** start Available data **

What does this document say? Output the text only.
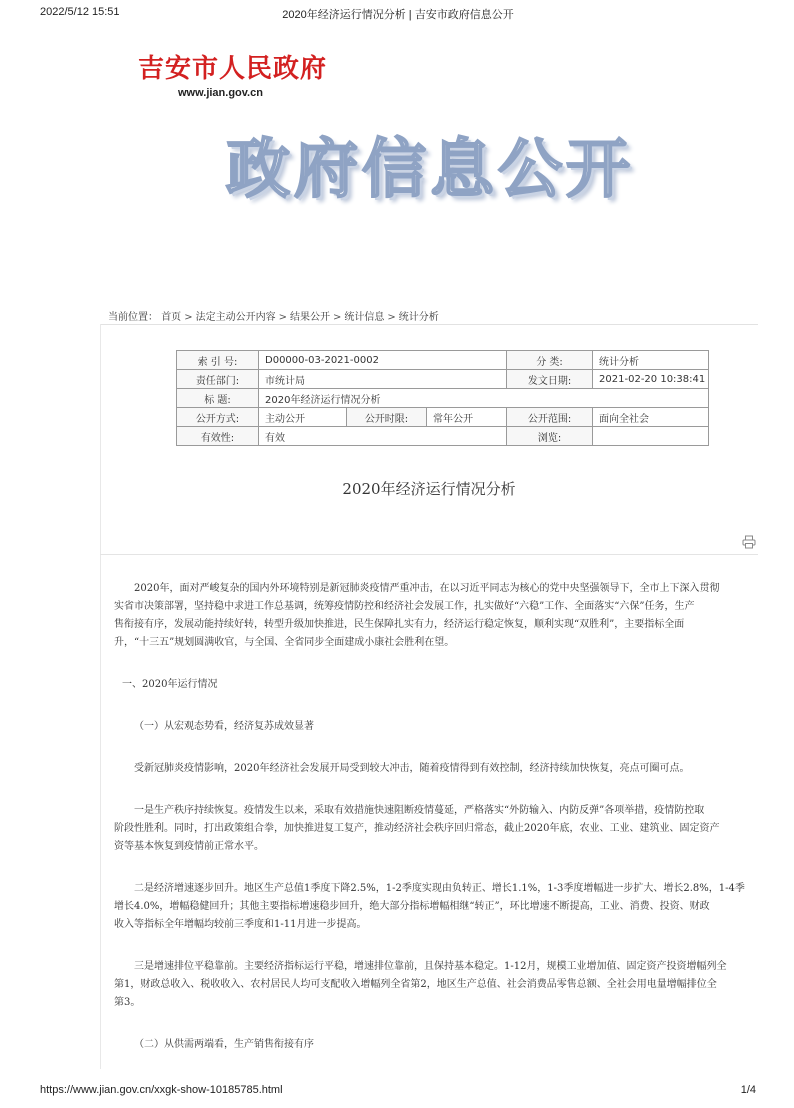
2022/5/12 15:51	2020年经济运行情况分析 | 吉安市政府信息公开
吉安市人民政府
www.jian.gov.cn
政府信息公开
当前位置： 首页 > 法定主动公开内容 > 结果公开 > 统计信息 > 统计分析
索 引 号:	D00000-03-2021-0002			分 类:	统计分析
责任部门:	市统计局			发文日期:	2021-02-20 10:38:41
标 题:	2020年经济运行情况分析				
公开方式:	主动公开	公开时限:	常年公开	公开范围:	面向全社会
有效性:	有效			浏览:	
2020年经济运行情况分析

2020年，面对严峻复杂的国内外环境特别是新冠肺炎疫情严重冲击，在以习近平同志为核心的党中央坚强领导下，全市上下深入贯彻

实省市决策部署，坚持稳中求进工作总基调，统筹疫情防控和经济社会发展工作，扎实做好“六稳”工作、全面落实“六保”任务，生产

售衔接有序，发展动能持续好转，转型升级加快推进，民生保障扎实有力，经济运行稳定恢复，顺利实现“双胜利”，主要指标全面

升，“十三五”规划圆满收官，与全国、全省同步全面建成小康社会胜利在望。

一、2020年运行情况

（一）从宏观态势看，经济复苏成效显著

受新冠肺炎疫情影响，2020年经济社会发展开局受到较大冲击，随着疫情得到有效控制，经济持续加快恢复，亮点可圈可点。

一是生产秩序持续恢复。疫情发生以来，采取有效措施快速阻断疫情蔓延，严格落实“外防输入、内防反弹”各项举措，疫情防控取

阶段性胜利。同时，打出政策组合拳，加快推进复工复产，推动经济社会秩序回归常态，截止2020年底，农业、工业、建筑业、固定资产

资等基本恢复到疫情前正常水平。

二是经济增速逐步回升。地区生产总值1季度下降2.5%，1-2季度实现由负转正、增长1.1%，1-3季度增幅进一步扩大、增长2.8%，1-4季

增长4.0%，增幅稳健回升；其他主要指标增速稳步回升，绝大部分指标增幅相继“转正”，环比增速不断提高，工业、消费、投资、财政

收入等指标全年增幅均较前三季度和1-11月进一步提高。

三是增速排位平稳靠前。主要经济指标运行平稳，增速排位靠前，且保持基本稳定。1-12月，规模工业增加值、固定资产投资增幅列全

第1，财政总收入、税收收入、农村居民人均可支配收入增幅列全省第2，地区生产总值、社会消费品零售总额、全社会用电量增幅排位全

第3。

（二）从供需两端看，生产销售衔接有序

https://www.jian.gov.cn/xxgk-show-10185785.html	1/4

** end Available data **

- Goal of the exercise
Transcribe the listing above verbatim. Omit the pictures.

- Answer
What does this document say? Output the text only.
2022/5/12 15:51	2020年经济运行情况分析 | 吉安市政府信息公开
吉安市人民政府
www.jian.gov.cn
政府信息公开
当前位置： 首页 > 法定主动公开内容 > 结果公开 > 统计信息 > 统计分析
索 引 号:	D00000-03-2021-0002			分 类:	统计分析
责任部门:	市统计局			发文日期:	2021-02-20 10:38:41
标 题:	2020年经济运行情况分析				
公开方式:	主动公开	公开时限:	常年公开	公开范围:	面向全社会
有效性:	有效			浏览:	
2020年经济运行情况分析

2020年，面对严峻复杂的国内外环境特别是新冠肺炎疫情严重冲击，在以习近平同志为核心的党中央坚强领导下，全市上下深入贯彻

实省市决策部署，坚持稳中求进工作总基调，统筹疫情防控和经济社会发展工作，扎实做好“六稳”工作、全面落实“六保”任务，生产

售衔接有序，发展动能持续好转，转型升级加快推进，民生保障扎实有力，经济运行稳定恢复，顺利实现“双胜利”，主要指标全面

升，“十三五”规划圆满收官，与全国、全省同步全面建成小康社会胜利在望。

一、2020年运行情况

（一）从宏观态势看，经济复苏成效显著

受新冠肺炎疫情影响，2020年经济社会发展开局受到较大冲击，随着疫情得到有效控制，经济持续加快恢复，亮点可圈可点。

一是生产秩序持续恢复。疫情发生以来，采取有效措施快速阻断疫情蔓延，严格落实“外防输入、内防反弹”各项举措，疫情防控取

阶段性胜利。同时，打出政策组合拳，加快推进复工复产，推动经济社会秩序回归常态，截止2020年底，农业、工业、建筑业、固定资产

资等基本恢复到疫情前正常水平。

二是经济增速逐步回升。地区生产总值1季度下降2.5%，1-2季度实现由负转正、增长1.1%，1-3季度增幅进一步扩大、增长2.8%，1-4季

增长4.0%，增幅稳健回升；其他主要指标增速稳步回升，绝大部分指标增幅相继“转正”，环比增速不断提高，工业、消费、投资、财政

收入等指标全年增幅均较前三季度和1-11月进一步提高。

三是增速排位平稳靠前。主要经济指标运行平稳，增速排位靠前，且保持基本稳定。1-12月，规模工业增加值、固定资产投资增幅列全

第1，财政总收入、税收收入、农村居民人均可支配收入增幅列全省第2，地区生产总值、社会消费品零售总额、全社会用电量增幅排位全

第3。

（二）从供需两端看，生产销售衔接有序

https://www.jian.gov.cn/xxgk-show-10185785.html	1/4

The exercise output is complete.